- **YOUR TASK**: Copy every line from the data below in which the string "type" can be found.

# Start of THE RECORDS

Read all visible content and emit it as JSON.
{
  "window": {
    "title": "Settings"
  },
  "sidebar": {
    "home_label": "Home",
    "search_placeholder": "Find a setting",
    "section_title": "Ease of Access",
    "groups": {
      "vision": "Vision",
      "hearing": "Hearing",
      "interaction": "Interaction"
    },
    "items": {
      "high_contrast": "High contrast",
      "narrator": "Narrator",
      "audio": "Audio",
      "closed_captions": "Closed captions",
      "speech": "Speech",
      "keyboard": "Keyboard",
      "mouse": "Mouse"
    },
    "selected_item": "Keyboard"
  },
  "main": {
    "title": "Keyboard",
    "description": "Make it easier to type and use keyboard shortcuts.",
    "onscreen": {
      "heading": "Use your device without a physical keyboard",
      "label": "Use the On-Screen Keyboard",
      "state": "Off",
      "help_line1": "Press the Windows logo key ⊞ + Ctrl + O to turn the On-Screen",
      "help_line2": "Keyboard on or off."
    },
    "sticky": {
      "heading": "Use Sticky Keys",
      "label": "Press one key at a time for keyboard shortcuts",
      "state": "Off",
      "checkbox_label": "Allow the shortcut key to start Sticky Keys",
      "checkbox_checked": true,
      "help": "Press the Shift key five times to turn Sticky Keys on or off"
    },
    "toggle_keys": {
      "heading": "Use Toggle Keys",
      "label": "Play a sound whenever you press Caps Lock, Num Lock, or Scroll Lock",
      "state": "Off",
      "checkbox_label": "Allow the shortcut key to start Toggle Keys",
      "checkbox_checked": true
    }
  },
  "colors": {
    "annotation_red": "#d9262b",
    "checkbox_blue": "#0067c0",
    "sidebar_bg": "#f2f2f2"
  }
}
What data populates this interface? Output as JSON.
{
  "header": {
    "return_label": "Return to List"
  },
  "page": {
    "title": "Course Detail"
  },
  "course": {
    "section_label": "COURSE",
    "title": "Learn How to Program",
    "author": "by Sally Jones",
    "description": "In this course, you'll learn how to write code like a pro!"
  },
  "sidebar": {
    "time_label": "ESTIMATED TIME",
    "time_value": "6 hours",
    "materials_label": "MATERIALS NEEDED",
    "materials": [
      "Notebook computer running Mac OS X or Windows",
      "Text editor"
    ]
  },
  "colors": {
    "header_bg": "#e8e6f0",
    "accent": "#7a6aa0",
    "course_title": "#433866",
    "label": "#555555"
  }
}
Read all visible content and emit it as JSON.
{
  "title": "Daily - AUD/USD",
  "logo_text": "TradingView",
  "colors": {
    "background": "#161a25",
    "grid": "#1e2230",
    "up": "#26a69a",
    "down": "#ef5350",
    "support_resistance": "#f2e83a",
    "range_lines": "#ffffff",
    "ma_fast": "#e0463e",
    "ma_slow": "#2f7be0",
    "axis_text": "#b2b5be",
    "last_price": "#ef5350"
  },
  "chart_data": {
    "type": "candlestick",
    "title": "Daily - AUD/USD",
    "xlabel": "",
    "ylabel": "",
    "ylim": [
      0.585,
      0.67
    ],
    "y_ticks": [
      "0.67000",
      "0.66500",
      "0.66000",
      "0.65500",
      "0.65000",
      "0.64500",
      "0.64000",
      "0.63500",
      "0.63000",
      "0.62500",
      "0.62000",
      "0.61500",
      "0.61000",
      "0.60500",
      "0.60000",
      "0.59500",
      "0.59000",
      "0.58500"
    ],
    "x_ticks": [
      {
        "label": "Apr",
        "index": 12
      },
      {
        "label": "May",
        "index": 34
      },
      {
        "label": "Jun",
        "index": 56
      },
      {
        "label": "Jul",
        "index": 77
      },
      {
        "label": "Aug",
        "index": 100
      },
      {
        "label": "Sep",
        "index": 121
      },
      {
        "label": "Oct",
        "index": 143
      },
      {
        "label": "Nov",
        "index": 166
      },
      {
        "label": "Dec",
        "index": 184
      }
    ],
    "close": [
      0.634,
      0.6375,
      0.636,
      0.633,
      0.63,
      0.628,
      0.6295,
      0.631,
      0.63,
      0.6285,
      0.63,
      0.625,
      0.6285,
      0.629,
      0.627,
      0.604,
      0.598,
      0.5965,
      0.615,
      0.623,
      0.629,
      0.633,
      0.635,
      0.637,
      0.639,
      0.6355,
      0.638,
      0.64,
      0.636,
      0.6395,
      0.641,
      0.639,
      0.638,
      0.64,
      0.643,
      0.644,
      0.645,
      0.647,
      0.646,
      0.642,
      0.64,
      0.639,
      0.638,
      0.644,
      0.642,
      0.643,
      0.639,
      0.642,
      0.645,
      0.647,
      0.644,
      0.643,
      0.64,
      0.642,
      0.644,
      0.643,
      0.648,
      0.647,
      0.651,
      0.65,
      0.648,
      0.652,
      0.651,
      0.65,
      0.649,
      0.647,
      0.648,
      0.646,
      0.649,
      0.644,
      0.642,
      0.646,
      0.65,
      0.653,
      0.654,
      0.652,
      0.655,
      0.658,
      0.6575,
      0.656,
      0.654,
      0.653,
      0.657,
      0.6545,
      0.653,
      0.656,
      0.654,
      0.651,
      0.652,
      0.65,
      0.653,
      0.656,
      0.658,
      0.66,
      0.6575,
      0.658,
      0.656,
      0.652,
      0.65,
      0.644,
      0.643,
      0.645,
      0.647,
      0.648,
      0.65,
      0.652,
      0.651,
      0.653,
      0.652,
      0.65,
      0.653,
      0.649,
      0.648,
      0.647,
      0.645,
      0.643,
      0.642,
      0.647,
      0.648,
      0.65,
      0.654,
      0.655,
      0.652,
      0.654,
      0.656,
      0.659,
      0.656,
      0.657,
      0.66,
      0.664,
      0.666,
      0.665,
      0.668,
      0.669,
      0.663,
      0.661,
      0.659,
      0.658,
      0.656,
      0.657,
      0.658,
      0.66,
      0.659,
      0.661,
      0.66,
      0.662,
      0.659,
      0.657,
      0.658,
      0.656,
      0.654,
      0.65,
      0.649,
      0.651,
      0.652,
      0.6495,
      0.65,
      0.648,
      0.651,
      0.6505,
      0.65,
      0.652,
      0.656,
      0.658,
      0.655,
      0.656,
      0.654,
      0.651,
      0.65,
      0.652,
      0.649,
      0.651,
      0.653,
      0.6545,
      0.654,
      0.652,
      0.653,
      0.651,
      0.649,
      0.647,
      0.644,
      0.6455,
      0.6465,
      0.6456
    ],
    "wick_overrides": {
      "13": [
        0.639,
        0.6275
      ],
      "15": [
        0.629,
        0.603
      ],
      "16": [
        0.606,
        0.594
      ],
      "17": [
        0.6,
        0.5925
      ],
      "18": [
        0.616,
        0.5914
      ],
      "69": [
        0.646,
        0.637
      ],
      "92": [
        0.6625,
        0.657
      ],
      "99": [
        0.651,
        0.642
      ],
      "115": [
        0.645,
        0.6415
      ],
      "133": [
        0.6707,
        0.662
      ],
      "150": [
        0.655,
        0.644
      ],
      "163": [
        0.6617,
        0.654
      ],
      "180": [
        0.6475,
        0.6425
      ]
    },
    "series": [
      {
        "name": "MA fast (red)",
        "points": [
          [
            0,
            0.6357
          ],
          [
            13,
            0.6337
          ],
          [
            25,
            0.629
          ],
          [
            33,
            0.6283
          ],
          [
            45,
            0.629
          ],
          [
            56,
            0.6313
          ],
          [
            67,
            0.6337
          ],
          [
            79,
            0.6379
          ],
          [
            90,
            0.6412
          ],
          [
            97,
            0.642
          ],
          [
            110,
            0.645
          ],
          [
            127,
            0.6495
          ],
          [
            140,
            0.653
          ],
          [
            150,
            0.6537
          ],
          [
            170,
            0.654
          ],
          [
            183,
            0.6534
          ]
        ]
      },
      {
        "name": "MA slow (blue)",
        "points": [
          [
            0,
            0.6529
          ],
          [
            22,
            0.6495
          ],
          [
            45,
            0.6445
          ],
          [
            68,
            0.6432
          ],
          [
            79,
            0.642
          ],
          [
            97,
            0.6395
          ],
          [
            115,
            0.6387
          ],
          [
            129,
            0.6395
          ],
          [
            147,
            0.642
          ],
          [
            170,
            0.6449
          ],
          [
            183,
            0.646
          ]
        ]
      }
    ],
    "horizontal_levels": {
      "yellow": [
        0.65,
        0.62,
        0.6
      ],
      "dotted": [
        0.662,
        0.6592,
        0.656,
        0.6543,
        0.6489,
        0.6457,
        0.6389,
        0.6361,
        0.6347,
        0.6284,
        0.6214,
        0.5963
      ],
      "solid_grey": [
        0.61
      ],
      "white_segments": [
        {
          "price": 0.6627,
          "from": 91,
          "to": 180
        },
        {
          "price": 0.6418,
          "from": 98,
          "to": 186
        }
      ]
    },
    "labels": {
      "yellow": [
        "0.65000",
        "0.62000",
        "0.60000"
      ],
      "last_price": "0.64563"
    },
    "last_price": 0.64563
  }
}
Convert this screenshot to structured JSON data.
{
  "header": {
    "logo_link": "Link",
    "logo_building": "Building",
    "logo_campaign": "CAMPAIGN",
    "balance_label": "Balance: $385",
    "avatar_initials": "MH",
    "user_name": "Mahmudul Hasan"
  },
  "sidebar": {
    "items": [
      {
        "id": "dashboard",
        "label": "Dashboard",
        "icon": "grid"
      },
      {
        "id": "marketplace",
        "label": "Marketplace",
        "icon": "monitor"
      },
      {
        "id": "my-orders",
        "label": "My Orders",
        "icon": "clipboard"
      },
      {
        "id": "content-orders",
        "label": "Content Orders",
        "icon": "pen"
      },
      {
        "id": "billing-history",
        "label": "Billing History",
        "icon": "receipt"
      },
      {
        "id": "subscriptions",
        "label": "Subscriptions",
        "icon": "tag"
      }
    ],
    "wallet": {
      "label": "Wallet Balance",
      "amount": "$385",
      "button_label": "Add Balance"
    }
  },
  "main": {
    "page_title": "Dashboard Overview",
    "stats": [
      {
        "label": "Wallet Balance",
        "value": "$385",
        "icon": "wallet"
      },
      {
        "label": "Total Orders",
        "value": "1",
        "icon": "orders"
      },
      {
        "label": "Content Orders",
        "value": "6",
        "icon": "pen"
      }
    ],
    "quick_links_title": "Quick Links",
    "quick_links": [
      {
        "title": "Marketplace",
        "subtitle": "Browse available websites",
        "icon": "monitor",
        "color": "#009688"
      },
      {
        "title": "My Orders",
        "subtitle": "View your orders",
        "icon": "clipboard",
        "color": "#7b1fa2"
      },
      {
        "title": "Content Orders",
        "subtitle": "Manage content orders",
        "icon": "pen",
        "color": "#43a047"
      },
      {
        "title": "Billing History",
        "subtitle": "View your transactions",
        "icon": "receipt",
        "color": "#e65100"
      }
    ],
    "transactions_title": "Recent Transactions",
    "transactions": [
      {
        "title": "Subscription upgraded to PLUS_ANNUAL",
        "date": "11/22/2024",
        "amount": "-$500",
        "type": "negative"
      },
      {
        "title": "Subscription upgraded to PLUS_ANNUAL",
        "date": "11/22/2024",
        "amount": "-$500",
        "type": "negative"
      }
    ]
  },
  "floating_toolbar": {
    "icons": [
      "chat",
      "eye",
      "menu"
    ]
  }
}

# End of THE RECORDS

- **RESULT OF THIS EXERCISE**:
    "description": "Make it easier to type and use keyboard shortcuts.",
    "type": "candlestick",
        "type": "negative"
        "type": "negative"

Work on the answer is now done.